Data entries
━━━━━━━━━━━━━━━━━━━━

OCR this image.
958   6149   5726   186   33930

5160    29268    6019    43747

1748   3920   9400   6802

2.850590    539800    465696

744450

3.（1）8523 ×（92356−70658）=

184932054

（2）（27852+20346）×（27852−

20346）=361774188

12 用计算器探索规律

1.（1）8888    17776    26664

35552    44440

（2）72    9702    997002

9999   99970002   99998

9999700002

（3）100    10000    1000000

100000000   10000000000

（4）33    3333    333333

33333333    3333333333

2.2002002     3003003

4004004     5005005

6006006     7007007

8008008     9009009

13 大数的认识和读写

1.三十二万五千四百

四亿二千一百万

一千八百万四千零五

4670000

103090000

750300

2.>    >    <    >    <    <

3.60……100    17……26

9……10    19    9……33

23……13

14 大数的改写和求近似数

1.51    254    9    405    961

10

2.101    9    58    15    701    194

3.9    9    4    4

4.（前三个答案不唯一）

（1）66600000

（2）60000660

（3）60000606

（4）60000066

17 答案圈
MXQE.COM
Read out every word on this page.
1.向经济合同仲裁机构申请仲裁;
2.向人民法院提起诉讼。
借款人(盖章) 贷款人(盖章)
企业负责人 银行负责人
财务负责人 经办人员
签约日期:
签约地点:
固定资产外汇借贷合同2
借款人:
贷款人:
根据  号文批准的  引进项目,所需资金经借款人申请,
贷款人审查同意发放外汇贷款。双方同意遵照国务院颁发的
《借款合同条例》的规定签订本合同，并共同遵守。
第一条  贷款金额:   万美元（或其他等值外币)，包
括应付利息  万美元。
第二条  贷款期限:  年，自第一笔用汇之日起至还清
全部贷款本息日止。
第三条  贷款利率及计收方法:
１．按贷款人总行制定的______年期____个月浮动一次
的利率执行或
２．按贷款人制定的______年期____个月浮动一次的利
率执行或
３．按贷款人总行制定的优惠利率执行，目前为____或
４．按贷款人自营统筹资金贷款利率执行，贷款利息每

━━━━━━━━━━━━━━━━━━━━

# [Stated exercise]
Determine how many lines in the data above contain the string "this". Give nothing except the number.

# [The output]
2